- **Listed entries**
^^^^

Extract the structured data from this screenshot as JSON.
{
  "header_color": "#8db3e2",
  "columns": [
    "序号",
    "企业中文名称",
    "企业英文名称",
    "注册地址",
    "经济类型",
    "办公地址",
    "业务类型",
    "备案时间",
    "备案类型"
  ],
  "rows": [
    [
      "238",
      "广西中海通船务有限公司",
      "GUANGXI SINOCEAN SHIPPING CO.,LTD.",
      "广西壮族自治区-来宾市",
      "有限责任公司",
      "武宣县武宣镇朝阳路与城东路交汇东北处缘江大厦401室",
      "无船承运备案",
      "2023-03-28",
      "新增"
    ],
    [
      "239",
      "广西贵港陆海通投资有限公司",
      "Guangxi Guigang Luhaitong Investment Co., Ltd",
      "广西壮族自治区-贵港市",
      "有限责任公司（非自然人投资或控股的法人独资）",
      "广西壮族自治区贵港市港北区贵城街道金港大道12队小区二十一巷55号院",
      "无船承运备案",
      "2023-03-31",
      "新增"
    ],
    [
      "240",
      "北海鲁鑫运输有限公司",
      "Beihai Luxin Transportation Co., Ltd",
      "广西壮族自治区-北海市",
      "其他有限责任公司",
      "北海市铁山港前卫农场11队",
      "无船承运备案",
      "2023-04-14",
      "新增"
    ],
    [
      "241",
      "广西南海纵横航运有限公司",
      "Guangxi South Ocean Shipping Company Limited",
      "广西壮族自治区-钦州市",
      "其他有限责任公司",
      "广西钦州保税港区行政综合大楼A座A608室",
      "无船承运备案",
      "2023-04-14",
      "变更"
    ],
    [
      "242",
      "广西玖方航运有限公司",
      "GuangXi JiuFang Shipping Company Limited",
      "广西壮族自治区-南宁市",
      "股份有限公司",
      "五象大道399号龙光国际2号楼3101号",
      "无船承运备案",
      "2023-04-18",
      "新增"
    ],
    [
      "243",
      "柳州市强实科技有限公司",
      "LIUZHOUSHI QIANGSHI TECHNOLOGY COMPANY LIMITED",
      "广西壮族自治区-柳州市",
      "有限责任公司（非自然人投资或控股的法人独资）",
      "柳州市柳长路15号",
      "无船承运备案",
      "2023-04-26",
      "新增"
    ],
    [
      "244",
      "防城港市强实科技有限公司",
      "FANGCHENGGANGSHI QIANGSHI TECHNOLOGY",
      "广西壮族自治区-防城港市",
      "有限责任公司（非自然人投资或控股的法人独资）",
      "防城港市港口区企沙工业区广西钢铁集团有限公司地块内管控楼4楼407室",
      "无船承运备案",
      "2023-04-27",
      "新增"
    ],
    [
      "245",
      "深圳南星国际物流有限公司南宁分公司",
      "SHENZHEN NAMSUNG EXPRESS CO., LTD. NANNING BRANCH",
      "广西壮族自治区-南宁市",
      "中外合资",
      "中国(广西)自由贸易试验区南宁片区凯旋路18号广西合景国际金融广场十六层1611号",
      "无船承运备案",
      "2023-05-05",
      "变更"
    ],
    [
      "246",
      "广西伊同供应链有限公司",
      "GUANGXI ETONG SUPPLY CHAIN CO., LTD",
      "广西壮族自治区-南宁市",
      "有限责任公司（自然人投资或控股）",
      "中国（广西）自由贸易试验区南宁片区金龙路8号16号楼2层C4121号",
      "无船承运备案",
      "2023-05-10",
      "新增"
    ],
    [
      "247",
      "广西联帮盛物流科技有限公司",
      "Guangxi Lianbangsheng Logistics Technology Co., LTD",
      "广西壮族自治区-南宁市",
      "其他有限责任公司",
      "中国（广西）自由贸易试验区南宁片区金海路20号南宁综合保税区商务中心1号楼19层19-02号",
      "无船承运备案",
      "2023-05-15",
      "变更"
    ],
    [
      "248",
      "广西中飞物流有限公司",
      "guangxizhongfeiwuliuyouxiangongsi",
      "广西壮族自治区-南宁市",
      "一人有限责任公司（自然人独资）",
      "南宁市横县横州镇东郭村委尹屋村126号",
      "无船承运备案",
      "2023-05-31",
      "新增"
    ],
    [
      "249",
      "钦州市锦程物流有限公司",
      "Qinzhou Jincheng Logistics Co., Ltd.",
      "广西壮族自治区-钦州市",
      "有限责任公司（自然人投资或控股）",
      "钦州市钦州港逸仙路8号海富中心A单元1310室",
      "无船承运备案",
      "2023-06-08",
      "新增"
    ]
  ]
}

^^^^

- **Exercise prompt**
Provide an exact reproduction of all the entries shown above.

- **Result**
Extract the structured data from this screenshot as JSON.
{
  "header_color": "#8db3e2",
  "columns": [
    "序号",
    "企业中文名称",
    "企业英文名称",
    "注册地址",
    "经济类型",
    "办公地址",
    "业务类型",
    "备案时间",
    "备案类型"
  ],
  "rows": [
    [
      "238",
      "广西中海通船务有限公司",
      "GUANGXI SINOCEAN SHIPPING CO.,LTD.",
      "广西壮族自治区-来宾市",
      "有限责任公司",
      "武宣县武宣镇朝阳路与城东路交汇东北处缘江大厦401室",
      "无船承运备案",
      "2023-03-28",
      "新增"
    ],
    [
      "239",
      "广西贵港陆海通投资有限公司",
      "Guangxi Guigang Luhaitong Investment Co., Ltd",
      "广西壮族自治区-贵港市",
      "有限责任公司（非自然人投资或控股的法人独资）",
      "广西壮族自治区贵港市港北区贵城街道金港大道12队小区二十一巷55号院",
      "无船承运备案",
      "2023-03-31",
      "新增"
    ],
    [
      "240",
      "北海鲁鑫运输有限公司",
      "Beihai Luxin Transportation Co., Ltd",
      "广西壮族自治区-北海市",
      "其他有限责任公司",
      "北海市铁山港前卫农场11队",
      "无船承运备案",
      "2023-04-14",
      "新增"
    ],
    [
      "241",
      "广西南海纵横航运有限公司",
      "Guangxi South Ocean Shipping Company Limited",
      "广西壮族自治区-钦州市",
      "其他有限责任公司",
      "广西钦州保税港区行政综合大楼A座A608室",
      "无船承运备案",
      "2023-04-14",
      "变更"
    ],
    [
      "242",
      "广西玖方航运有限公司",
      "GuangXi JiuFang Shipping Company Limited",
      "广西壮族自治区-南宁市",
      "股份有限公司",
      "五象大道399号龙光国际2号楼3101号",
      "无船承运备案",
      "2023-04-18",
      "新增"
    ],
    [
      "243",
      "柳州市强实科技有限公司",
      "LIUZHOUSHI QIANGSHI TECHNOLOGY COMPANY LIMITED",
      "广西壮族自治区-柳州市",
      "有限责任公司（非自然人投资或控股的法人独资）",
      "柳州市柳长路15号",
      "无船承运备案",
      "2023-04-26",
      "新增"
    ],
    [
      "244",
      "防城港市强实科技有限公司",
      "FANGCHENGGANGSHI QIANGSHI TECHNOLOGY",
      "广西壮族自治区-防城港市",
      "有限责任公司（非自然人投资或控股的法人独资）",
      "防城港市港口区企沙工业区广西钢铁集团有限公司地块内管控楼4楼407室",
      "无船承运备案",
      "2023-04-27",
      "新增"
    ],
    [
      "245",
      "深圳南星国际物流有限公司南宁分公司",
      "SHENZHEN NAMSUNG EXPRESS CO., LTD. NANNING BRANCH",
      "广西壮族自治区-南宁市",
      "中外合资",
      "中国(广西)自由贸易试验区南宁片区凯旋路18号广西合景国际金融广场十六层1611号",
      "无船承运备案",
      "2023-05-05",
      "变更"
    ],
    [
      "246",
      "广西伊同供应链有限公司",
      "GUANGXI ETONG SUPPLY CHAIN CO., LTD",
      "广西壮族自治区-南宁市",
      "有限责任公司（自然人投资或控股）",
      "中国（广西）自由贸易试验区南宁片区金龙路8号16号楼2层C4121号",
      "无船承运备案",
      "2023-05-10",
      "新增"
    ],
    [
      "247",
      "广西联帮盛物流科技有限公司",
      "Guangxi Lianbangsheng Logistics Technology Co., LTD",
      "广西壮族自治区-南宁市",
      "其他有限责任公司",
      "中国（广西）自由贸易试验区南宁片区金海路20号南宁综合保税区商务中心1号楼19层19-02号",
      "无船承运备案",
      "2023-05-15",
      "变更"
    ],
    [
      "248",
      "广西中飞物流有限公司",
      "guangxizhongfeiwuliuyouxiangongsi",
      "广西壮族自治区-南宁市",
      "一人有限责任公司（自然人独资）",
      "南宁市横县横州镇东郭村委尹屋村126号",
      "无船承运备案",
      "2023-05-31",
      "新增"
    ],
    [
      "249",
      "钦州市锦程物流有限公司",
      "Qinzhou Jincheng Logistics Co., Ltd.",
      "广西壮族自治区-钦州市",
      "有限责任公司（自然人投资或控股）",
      "钦州市钦州港逸仙路8号海富中心A单元1310室",
      "无船承运备案",
      "2023-06-08",
      "新增"
    ]
  ]
}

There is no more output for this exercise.